Figure contents as structured data
========================================================================

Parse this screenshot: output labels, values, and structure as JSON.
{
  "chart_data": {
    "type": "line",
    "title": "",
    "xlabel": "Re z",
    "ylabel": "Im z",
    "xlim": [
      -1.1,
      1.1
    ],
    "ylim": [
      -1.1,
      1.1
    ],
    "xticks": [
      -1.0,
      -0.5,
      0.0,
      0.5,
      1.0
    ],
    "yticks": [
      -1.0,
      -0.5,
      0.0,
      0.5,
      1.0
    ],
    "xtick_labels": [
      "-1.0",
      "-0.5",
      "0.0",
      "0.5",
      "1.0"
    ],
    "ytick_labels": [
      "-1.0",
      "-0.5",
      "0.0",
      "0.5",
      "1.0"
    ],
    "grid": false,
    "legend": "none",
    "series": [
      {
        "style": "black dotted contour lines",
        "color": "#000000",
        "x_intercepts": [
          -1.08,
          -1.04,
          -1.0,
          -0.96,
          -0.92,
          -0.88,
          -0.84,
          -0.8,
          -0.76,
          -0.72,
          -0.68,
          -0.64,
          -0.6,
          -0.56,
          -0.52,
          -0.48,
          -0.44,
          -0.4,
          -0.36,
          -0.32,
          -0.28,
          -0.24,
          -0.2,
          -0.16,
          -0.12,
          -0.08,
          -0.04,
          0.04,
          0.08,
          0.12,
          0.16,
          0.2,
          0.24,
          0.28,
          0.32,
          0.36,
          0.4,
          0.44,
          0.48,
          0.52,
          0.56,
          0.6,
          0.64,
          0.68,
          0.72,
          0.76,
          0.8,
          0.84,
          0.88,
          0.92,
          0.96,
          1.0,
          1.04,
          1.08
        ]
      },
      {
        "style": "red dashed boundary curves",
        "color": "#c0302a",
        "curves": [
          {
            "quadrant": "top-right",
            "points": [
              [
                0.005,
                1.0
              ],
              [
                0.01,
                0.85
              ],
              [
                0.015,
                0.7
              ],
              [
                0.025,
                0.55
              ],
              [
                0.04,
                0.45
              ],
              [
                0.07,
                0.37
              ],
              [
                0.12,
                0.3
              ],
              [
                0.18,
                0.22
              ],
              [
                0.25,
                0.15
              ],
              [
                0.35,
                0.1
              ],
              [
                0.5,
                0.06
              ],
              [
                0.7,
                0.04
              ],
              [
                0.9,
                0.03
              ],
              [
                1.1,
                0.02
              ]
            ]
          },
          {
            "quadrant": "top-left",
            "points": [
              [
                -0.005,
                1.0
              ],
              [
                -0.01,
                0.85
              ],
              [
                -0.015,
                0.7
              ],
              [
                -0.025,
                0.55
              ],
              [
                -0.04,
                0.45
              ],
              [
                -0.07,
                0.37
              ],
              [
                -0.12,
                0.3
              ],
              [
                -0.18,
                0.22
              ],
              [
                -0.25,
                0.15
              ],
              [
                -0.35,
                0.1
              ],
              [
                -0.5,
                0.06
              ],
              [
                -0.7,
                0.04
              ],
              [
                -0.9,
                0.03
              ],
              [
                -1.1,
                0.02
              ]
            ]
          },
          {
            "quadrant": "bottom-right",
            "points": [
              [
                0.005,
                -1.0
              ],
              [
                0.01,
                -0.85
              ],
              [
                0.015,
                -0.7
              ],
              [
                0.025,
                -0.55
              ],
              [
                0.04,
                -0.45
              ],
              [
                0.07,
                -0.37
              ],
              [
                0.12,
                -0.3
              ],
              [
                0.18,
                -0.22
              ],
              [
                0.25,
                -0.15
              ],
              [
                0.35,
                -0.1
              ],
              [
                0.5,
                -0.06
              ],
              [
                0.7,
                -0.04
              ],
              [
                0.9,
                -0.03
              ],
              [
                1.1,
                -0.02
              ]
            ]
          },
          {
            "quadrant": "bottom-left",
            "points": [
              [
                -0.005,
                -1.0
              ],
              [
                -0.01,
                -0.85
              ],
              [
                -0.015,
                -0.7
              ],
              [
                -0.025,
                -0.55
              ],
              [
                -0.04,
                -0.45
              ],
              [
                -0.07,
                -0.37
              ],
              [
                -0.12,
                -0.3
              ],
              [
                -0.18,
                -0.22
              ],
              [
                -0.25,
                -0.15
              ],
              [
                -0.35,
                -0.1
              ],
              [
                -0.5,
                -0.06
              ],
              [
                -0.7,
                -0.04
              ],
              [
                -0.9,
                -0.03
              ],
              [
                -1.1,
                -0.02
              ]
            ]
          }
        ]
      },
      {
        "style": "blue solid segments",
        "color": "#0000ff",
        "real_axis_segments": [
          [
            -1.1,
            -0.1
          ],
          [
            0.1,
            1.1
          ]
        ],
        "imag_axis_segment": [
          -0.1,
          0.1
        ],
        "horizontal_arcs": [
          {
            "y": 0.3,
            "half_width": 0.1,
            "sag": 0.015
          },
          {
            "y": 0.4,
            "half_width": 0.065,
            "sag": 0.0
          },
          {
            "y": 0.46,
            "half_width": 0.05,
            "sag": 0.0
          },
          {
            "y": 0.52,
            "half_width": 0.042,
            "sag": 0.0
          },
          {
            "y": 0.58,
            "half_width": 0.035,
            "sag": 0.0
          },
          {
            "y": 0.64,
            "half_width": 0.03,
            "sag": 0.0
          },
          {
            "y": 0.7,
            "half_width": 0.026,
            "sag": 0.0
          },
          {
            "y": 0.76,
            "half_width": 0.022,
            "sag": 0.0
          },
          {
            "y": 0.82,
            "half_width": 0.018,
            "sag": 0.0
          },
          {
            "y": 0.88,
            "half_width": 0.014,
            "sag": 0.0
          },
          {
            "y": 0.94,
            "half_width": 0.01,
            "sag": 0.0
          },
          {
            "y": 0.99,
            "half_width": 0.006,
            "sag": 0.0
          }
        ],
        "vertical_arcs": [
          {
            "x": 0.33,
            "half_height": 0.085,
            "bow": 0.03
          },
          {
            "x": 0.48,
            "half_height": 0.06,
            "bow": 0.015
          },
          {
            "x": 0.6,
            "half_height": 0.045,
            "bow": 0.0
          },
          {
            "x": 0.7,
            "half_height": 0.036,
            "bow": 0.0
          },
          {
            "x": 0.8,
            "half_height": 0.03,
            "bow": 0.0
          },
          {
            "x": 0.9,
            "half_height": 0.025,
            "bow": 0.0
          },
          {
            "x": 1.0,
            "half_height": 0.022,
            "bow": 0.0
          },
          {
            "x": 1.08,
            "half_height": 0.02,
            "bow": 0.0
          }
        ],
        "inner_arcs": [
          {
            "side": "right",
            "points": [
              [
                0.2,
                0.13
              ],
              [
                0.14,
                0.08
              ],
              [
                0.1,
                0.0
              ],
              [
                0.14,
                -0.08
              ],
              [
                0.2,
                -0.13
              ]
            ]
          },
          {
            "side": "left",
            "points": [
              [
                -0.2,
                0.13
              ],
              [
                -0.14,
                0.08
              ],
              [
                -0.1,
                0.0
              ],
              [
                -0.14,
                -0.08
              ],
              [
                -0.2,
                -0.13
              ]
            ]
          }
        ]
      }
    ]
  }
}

========================================================================

Aim> Select all lines in the listing above where the word "right" appears, and show them.

Result>
            "quadrant": "top-right",
            "quadrant": "bottom-right",
            "side": "right",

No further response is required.